▶ **Written task**: Copy each line containing the word "veículo" from the records that follow, please.
##### Excerpted records #####
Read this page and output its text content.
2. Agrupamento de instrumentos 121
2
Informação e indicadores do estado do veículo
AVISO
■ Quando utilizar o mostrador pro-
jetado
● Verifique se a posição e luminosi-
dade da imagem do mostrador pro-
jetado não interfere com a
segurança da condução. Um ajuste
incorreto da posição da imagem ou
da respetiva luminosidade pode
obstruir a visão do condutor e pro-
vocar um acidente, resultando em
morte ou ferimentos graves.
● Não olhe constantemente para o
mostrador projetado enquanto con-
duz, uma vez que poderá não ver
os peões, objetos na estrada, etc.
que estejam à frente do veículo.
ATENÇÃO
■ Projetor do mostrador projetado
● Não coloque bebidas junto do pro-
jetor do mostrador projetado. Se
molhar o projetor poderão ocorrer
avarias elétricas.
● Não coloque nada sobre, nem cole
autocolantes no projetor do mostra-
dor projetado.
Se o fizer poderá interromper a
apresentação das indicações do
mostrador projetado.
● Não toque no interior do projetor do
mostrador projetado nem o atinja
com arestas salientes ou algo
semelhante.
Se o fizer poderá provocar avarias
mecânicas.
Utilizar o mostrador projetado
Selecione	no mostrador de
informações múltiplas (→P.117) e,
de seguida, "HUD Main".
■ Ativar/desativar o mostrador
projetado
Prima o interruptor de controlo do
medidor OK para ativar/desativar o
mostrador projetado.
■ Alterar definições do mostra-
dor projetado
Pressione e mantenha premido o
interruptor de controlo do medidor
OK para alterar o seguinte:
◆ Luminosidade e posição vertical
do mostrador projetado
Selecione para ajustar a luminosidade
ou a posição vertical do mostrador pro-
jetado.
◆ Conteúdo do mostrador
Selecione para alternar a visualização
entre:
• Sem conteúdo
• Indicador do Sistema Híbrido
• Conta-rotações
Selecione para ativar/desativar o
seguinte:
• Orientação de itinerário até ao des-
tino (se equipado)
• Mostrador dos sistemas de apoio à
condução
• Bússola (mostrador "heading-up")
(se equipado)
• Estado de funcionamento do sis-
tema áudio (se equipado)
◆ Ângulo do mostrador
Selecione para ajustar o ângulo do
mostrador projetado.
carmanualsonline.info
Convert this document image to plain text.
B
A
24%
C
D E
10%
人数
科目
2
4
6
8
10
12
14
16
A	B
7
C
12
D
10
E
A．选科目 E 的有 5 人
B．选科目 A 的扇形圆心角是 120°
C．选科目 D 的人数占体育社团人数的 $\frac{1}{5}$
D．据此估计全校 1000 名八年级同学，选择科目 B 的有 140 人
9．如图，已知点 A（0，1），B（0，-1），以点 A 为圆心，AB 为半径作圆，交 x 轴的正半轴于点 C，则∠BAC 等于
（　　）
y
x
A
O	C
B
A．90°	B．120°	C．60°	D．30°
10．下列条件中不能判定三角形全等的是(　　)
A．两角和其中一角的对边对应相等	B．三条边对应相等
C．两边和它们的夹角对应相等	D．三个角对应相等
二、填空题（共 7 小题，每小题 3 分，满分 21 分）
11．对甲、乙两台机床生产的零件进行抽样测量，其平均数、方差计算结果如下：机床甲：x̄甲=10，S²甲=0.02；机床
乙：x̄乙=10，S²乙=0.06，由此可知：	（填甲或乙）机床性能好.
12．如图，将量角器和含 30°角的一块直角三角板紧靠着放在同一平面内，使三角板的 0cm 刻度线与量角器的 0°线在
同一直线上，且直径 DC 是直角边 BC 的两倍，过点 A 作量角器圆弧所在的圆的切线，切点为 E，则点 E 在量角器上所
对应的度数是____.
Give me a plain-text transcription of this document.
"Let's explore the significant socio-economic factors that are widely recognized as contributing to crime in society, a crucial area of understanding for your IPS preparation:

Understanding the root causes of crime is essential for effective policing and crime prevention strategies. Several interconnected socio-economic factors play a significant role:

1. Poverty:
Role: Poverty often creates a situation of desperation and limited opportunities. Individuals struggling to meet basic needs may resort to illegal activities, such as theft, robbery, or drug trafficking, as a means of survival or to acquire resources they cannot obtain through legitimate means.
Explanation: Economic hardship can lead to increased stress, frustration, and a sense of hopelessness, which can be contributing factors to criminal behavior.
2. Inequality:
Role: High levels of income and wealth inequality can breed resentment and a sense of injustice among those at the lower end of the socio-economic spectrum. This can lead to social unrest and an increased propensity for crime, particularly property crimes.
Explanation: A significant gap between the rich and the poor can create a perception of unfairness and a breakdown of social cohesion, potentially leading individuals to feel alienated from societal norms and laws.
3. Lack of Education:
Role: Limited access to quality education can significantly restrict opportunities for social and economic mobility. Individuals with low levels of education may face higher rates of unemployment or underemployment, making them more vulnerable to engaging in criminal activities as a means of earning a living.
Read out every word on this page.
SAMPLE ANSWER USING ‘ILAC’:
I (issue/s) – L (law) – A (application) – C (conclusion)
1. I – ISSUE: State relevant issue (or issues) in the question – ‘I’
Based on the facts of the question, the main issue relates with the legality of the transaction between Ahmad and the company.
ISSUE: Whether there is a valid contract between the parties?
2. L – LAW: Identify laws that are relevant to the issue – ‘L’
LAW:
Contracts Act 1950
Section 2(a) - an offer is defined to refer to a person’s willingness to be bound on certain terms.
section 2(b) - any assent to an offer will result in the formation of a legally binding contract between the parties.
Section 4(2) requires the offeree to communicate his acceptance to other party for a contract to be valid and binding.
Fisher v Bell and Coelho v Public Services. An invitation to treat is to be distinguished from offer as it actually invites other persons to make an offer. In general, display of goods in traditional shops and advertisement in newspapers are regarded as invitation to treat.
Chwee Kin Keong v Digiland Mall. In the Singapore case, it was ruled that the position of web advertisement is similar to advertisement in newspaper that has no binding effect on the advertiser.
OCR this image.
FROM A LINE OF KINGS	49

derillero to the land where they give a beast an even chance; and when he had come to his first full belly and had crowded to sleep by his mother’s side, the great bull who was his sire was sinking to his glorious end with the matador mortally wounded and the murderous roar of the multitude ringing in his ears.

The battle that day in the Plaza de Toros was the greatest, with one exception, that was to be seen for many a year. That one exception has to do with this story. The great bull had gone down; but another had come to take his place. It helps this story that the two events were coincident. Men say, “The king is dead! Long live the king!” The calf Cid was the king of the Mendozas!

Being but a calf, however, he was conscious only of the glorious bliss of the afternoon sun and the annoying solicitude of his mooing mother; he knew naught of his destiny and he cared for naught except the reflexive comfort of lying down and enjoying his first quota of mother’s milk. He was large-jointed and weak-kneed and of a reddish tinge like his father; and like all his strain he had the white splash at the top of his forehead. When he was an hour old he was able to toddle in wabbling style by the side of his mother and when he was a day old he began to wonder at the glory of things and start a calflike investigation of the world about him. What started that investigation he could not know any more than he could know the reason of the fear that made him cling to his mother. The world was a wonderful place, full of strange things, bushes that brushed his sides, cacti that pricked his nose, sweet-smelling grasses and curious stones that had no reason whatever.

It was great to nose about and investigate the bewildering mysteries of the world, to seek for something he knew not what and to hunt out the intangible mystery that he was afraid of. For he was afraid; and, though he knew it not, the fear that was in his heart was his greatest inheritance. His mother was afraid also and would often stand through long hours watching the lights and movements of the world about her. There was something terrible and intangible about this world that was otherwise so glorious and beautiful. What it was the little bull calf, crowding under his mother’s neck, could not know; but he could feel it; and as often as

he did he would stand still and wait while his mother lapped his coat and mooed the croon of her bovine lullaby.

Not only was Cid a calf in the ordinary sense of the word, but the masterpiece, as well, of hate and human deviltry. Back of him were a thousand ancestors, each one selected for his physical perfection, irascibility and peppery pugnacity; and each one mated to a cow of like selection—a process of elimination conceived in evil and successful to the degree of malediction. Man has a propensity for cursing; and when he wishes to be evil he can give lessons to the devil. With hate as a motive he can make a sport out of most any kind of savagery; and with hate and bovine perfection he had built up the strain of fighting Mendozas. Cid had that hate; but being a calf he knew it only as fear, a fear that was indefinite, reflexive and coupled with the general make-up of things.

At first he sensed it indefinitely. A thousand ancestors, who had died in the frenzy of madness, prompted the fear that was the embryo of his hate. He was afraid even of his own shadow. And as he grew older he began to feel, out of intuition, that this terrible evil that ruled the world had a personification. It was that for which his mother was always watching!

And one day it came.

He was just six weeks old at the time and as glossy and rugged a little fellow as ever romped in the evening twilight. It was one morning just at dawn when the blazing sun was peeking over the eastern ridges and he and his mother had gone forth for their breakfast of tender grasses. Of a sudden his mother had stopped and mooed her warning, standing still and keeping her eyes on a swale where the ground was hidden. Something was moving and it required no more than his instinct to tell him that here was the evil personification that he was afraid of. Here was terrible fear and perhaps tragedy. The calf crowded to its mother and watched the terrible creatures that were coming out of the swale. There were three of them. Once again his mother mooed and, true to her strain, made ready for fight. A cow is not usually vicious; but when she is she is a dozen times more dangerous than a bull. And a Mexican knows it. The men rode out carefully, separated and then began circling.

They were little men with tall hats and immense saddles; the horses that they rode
#####
▶ **Answer to the exercise**:
Informação e indicadores do estado do veículo
que estejam à frente do veículo.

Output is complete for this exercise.